**Problem**
In the listing that follows, count each line containing the string "original" and report only the count.

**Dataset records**
-- -- --

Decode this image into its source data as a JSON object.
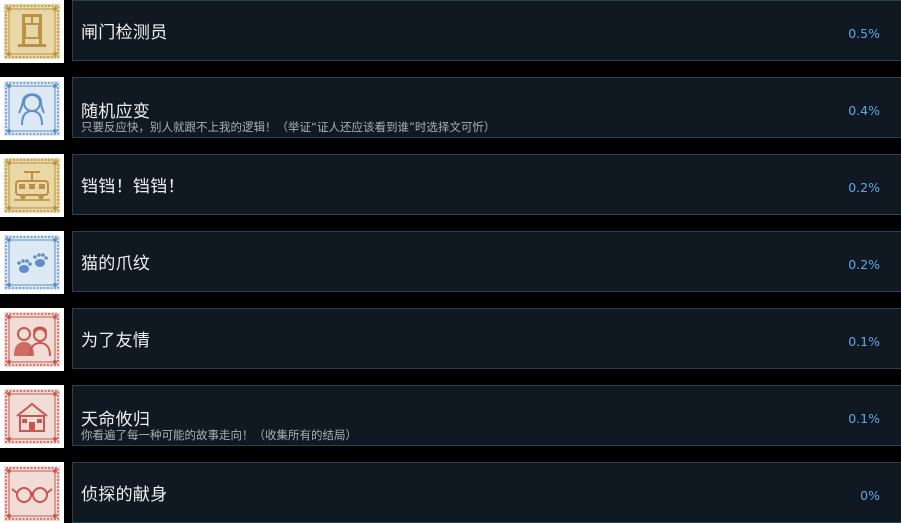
{
  "achievements": [
    {
      "title": "闸门检测员",
      "desc": "",
      "pct": "0.5%",
      "icon": "sluice-gate-icon",
      "theme": "gold"
    },
    {
      "title": "随机应变",
      "desc": "只要反应快，别人就跟不上我的逻辑！（举证“证人还应该看到谁”时选择文可忻）",
      "pct": "0.4%",
      "icon": "woman-portrait-icon",
      "theme": "blue"
    },
    {
      "title": "铛铛！铛铛！",
      "desc": "",
      "pct": "0.2%",
      "icon": "tram-icon",
      "theme": "gold"
    },
    {
      "title": "猫的爪纹",
      "desc": "",
      "pct": "0.2%",
      "icon": "paw-prints-icon",
      "theme": "blue"
    },
    {
      "title": "为了友情",
      "desc": "",
      "pct": "0.1%",
      "icon": "friendship-portrait-icon",
      "theme": "red"
    },
    {
      "title": "天命攸归",
      "desc": "你看遍了每一种可能的故事走向！（收集所有的结局）",
      "pct": "0.1%",
      "icon": "house-icon",
      "theme": "red"
    },
    {
      "title": "侦探的献身",
      "desc": "",
      "pct": "0%",
      "icon": "glasses-icon",
      "theme": "red"
    }
  ],
  "colors": {
    "gold": {
      "bg": "#e9d7a6",
      "line": "#b99245"
    },
    "blue": {
      "bg": "#dde9f5",
      "line": "#5e8fc7"
    },
    "red": {
      "bg": "#f1dcd6",
      "line": "#c8574e"
    },
    "card_bg": "#101822",
    "card_border": "#2b4150",
    "title": "#eef1f3",
    "desc": "#a8b0b6",
    "percent": "#62a7ea"
  }
}
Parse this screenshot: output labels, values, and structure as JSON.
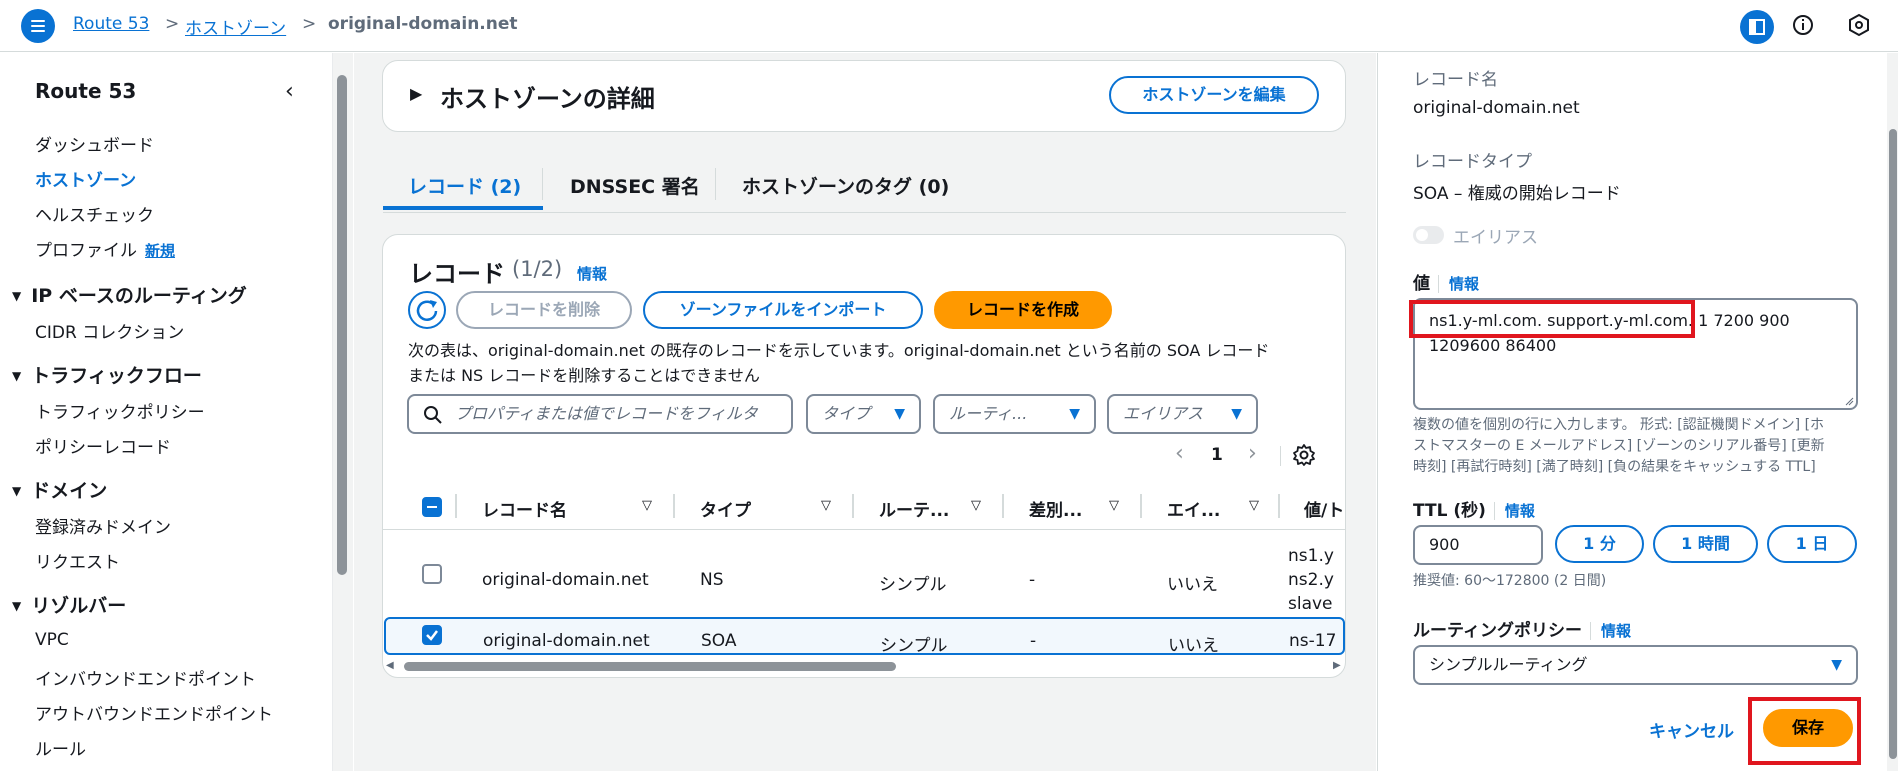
{
  "breadcrumb": {
    "root": "Route 53",
    "zones": "ホストゾーン",
    "current": "original-domain.net",
    "sep": ">"
  },
  "nav": {
    "title": "Route 53",
    "items": {
      "dashboard": "ダッシュボード",
      "hosted_zones": "ホストゾーン",
      "health_checks": "ヘルスチェック",
      "profiles": "プロファイル",
      "new_badge": "新規"
    },
    "sec_ip": "IP ベースのルーティング",
    "cidr": "CIDR コレクション",
    "sec_traffic": "トラフィックフロー",
    "traffic_policy": "トラフィックポリシー",
    "policy_record": "ポリシーレコード",
    "sec_domain": "ドメイン",
    "registered": "登録済みドメイン",
    "requests": "リクエスト",
    "sec_resolver": "リゾルバー",
    "vpc": "VPC",
    "inbound": "インバウンドエンドポイント",
    "outbound": "アウトバウンドエンドポイント",
    "rules": "ルール"
  },
  "zone_details": {
    "title": "ホストゾーンの詳細",
    "edit_button": "ホストゾーンを編集"
  },
  "tabs": {
    "records": "レコード (2)",
    "dnssec": "DNSSEC 署名",
    "tags": "ホストゾーンのタグ (0)"
  },
  "records": {
    "title": "レコード",
    "count": "(1/2)",
    "info": "情報",
    "delete_button": "レコードを削除",
    "import_button": "ゾーンファイルをインポート",
    "create_button": "レコードを作成",
    "note_line1": "次の表は、original-domain.net の既存のレコードを示しています。original-domain.net という名前の SOA レコード",
    "note_line2": "または NS レコードを削除することはできません",
    "search_placeholder": "プロパティまたは値でレコードをフィルタ",
    "filter_type": "タイプ",
    "filter_routing": "ルーティ...",
    "filter_alias": "エイリアス",
    "page": "1",
    "columns": {
      "name": "レコード名",
      "type": "タイプ",
      "routing": "ルーテ...",
      "diff": "差別...",
      "alias": "エイ...",
      "value": "値/ト"
    },
    "rows": [
      {
        "name": "original-domain.net",
        "type": "NS",
        "routing": "シンプル",
        "diff": "-",
        "alias": "いいえ",
        "value1": "ns1.y",
        "value2": "ns2.y",
        "value3": "slave"
      },
      {
        "name": "original-domain.net",
        "type": "SOA",
        "routing": "シンプル",
        "diff": "-",
        "alias": "いいえ",
        "value1": "ns-17"
      }
    ]
  },
  "editor": {
    "record_name_label": "レコード名",
    "record_name": "original-domain.net",
    "record_type_label": "レコードタイプ",
    "record_type": "SOA – 権威の開始レコード",
    "alias_label": "エイリアス",
    "value_label": "値",
    "value_info": "情報",
    "value_line1": "ns1.y-ml.com. support.y-ml.com. 1 7200 900",
    "value_line2": "1209600 86400",
    "value_hint1": "複数の値を個別の行に入力します。 形式: [認証機関ドメイン] [ホ",
    "value_hint2": "ストマスターの E メールアドレス] [ゾーンのシリアル番号] [更新",
    "value_hint3": "時刻] [再試行時刻] [満了時刻] [負の結果をキャッシュする TTL]",
    "ttl_label": "TTL (秒)",
    "ttl_info": "情報",
    "ttl_value": "900",
    "ttl_1min": "1 分",
    "ttl_1hour": "1 時間",
    "ttl_1day": "1 日",
    "ttl_hint": "推奨値: 60～172800 (2 日間)",
    "routing_label": "ルーティングポリシー",
    "routing_info": "情報",
    "routing_value": "シンプルルーティング",
    "cancel": "キャンセル",
    "save": "保存"
  },
  "colors": {
    "accent": "#0972d3",
    "primary": "#ff9900",
    "highlight": "#e0161e"
  }
}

-- -- --

**Finished exercise**
5